▶ [Work instructions]
Lines that contain the string "坚持新发展理念" are to be copied; leave out all others.

▶ [Data excerpts]
↓
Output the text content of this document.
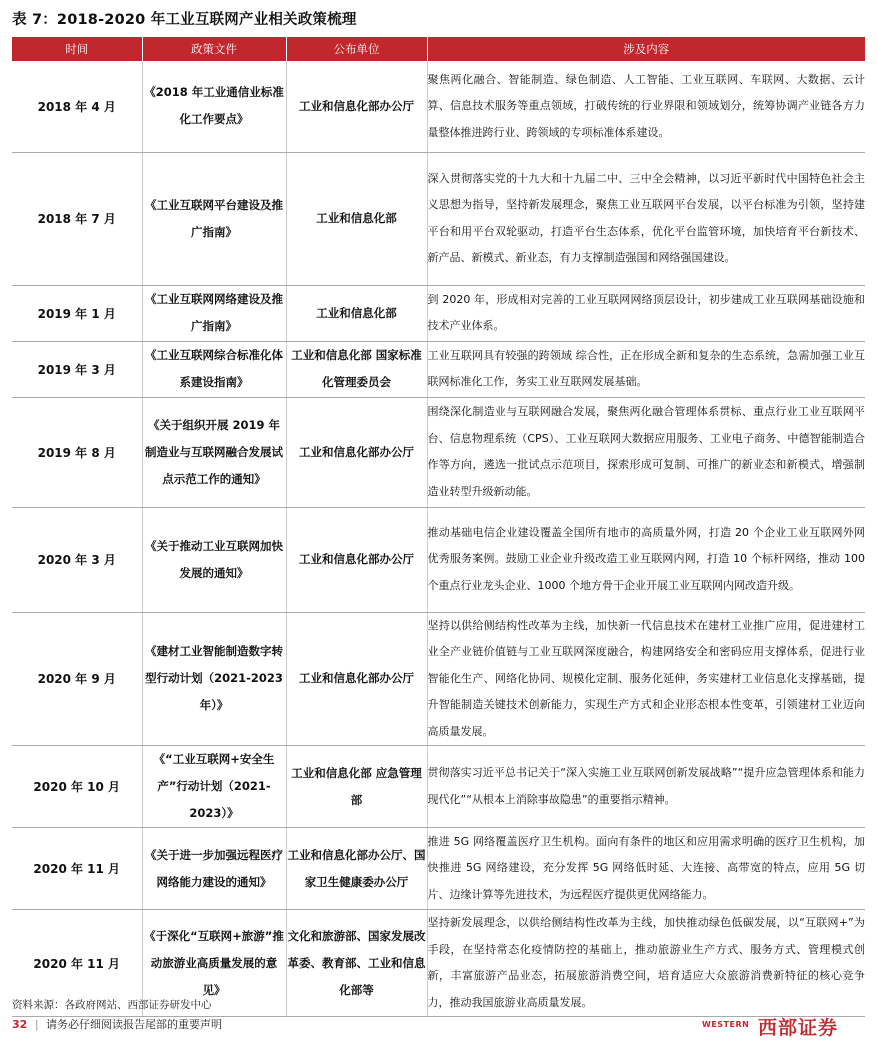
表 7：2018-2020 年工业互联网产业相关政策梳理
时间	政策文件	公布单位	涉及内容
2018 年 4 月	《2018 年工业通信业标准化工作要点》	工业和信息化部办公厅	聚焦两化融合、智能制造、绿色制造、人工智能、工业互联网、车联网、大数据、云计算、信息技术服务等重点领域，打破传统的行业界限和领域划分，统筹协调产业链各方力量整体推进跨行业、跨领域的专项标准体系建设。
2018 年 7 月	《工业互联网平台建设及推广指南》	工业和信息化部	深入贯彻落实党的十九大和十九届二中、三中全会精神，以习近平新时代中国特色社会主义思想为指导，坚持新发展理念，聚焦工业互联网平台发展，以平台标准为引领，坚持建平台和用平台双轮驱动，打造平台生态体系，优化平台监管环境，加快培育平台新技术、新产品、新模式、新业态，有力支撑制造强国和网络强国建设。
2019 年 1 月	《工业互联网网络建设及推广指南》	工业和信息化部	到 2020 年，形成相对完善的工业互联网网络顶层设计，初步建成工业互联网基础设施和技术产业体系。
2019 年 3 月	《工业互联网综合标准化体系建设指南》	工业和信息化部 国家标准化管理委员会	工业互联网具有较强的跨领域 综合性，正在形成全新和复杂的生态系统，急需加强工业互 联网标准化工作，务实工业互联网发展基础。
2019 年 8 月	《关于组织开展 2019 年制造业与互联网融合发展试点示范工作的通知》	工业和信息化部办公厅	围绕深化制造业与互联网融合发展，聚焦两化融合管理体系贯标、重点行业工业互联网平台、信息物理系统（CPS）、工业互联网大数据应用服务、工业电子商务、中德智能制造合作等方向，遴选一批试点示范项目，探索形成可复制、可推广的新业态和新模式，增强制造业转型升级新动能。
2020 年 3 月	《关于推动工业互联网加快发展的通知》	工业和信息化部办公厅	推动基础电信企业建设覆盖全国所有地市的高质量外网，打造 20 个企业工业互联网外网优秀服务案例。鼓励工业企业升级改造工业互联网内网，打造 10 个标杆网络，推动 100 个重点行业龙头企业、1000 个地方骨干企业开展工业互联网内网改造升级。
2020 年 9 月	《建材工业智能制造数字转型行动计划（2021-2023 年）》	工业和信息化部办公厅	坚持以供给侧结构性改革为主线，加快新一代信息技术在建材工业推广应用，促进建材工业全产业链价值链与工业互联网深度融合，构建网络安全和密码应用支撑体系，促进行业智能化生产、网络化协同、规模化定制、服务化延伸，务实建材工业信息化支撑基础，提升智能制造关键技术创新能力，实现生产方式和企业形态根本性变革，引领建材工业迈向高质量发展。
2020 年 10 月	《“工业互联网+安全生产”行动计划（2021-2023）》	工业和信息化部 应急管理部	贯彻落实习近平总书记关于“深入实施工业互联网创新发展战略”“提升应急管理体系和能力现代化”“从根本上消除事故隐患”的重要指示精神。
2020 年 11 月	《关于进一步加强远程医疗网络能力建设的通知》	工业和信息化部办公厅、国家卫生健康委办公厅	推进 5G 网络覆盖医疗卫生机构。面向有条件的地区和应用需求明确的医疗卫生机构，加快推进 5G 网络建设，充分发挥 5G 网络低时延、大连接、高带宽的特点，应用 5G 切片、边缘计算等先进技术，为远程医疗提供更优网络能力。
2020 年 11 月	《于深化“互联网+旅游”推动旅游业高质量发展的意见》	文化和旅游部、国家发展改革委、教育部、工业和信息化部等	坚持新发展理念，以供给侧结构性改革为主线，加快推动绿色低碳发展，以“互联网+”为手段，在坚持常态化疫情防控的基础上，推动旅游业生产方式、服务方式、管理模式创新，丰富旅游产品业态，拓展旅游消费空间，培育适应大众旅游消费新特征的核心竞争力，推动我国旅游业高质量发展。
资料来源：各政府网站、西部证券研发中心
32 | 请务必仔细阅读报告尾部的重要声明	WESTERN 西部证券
↑
▶ [Expected output]
2018 年 7 月	《工业互联网平台建设及推广指南》	工业和信息化部	深入贯彻落实党的十九大和十九届二中、三中全会精神，以习近平新时代中国特色社会主义思想为指导，坚持新发展理念，聚焦工业互联网平台发展，以平台标准为引领，坚持建平台和用平台双轮驱动，打造平台生态体系，优化平台监管环境，加快培育平台新技术、新产品、新模式、新业态，有力支撑制造强国和网络强国建设。
2020 年 11 月	《于深化“互联网+旅游”推动旅游业高质量发展的意见》	文化和旅游部、国家发展改革委、教育部、工业和信息化部等	坚持新发展理念，以供给侧结构性改革为主线，加快推动绿色低碳发展，以“互联网+”为手段，在坚持常态化疫情防控的基础上，推动旅游业生产方式、服务方式、管理模式创新，丰富旅游产品业态，拓展旅游消费空间，培育适应大众旅游消费新特征的核心竞争力，推动我国旅游业高质量发展。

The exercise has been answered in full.